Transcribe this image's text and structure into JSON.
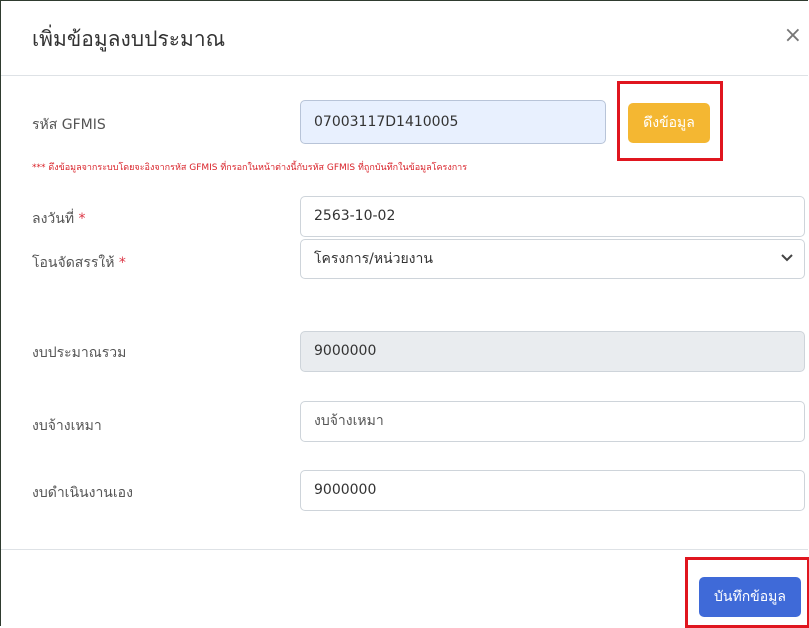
{
  "modal": {
    "title": "เพิ่มข้อมูลงบประมาณ",
    "close_symbol": "×"
  },
  "gfmis": {
    "label": "รหัส GFMIS",
    "value": "07003117D1410005",
    "fetch_button": "ดึงข้อมูล",
    "warning": "*** ดึงข้อมูลจากระบบโดยจะอิงจากรหัส GFMIS ที่กรอกในหน้าต่างนี้กับรหัส GFMIS ที่ถูกบันทึกในข้อมูลโครงการ"
  },
  "date": {
    "label": "ลงวันที่",
    "required_mark": "*",
    "value": "2563-10-02"
  },
  "transfer": {
    "label": "โอนจัดสรรให้",
    "required_mark": "*",
    "selected": "โครงการ/หน่วยงาน"
  },
  "total_budget": {
    "label": "งบประมาณรวม",
    "value": "9000000"
  },
  "outsource_budget": {
    "label": "งบจ้างเหมา",
    "placeholder": "งบจ้างเหมา"
  },
  "self_budget": {
    "label": "งบดำเนินงานเอง",
    "value": "9000000"
  },
  "footer": {
    "save_button": "บันทึกข้อมูล"
  },
  "colors": {
    "fetch_button": "#f4b732",
    "save_button": "#3f6ad8",
    "highlight": "#e0161f",
    "required": "#dc3545"
  },
  "icons": {
    "close": "close-icon",
    "select_arrow": "chevron-down-icon"
  }
}
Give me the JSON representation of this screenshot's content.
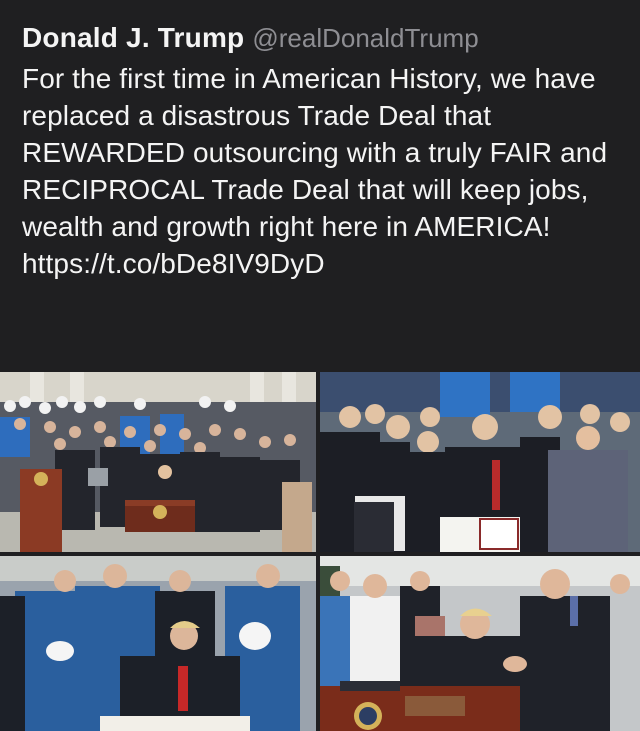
{
  "tweet": {
    "author_name": "Donald J. Trump",
    "author_handle": "@realDonaldTrump",
    "text": "For the first time in American History, we have replaced a disastrous Trade Deal that REWARDED outsourcing with a truly FAIR and RECIPROCAL Trade Deal that will keep jobs, wealth and growth right here in AMERICA! https://t.co/bDe8IV9DyD"
  },
  "media": {
    "photos": [
      {
        "icon": "photo-signing-ceremony-crowd"
      },
      {
        "icon": "photo-signed-document-group"
      },
      {
        "icon": "photo-signing-at-desk-workers"
      },
      {
        "icon": "photo-handshake-at-desk"
      }
    ]
  },
  "colors": {
    "background": "#1f1f21",
    "text": "#f4f4f4",
    "handle": "#8e8e93"
  }
}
####
### WRITTEN EXERCISE
All lines from the one holding "Give me the" to the end of the listing above need to be duplicated exactly. None of the pictures should be included.

### OUTPUT OF THE EXERCISE
Give me the JSON representation of this screenshot's content.
{
  "tweet": {
    "author_name": "Donald J. Trump",
    "author_handle": "@realDonaldTrump",
    "text": "For the first time in American History, we have replaced a disastrous Trade Deal that REWARDED outsourcing with a truly FAIR and RECIPROCAL Trade Deal that will keep jobs, wealth and growth right here in AMERICA! https://t.co/bDe8IV9DyD"
  },
  "media": {
    "photos": [
      {
        "icon": "photo-signing-ceremony-crowd"
      },
      {
        "icon": "photo-signed-document-group"
      },
      {
        "icon": "photo-signing-at-desk-workers"
      },
      {
        "icon": "photo-handshake-at-desk"
      }
    ]
  },
  "colors": {
    "background": "#1f1f21",
    "text": "#f4f4f4",
    "handle": "#8e8e93"
  }
}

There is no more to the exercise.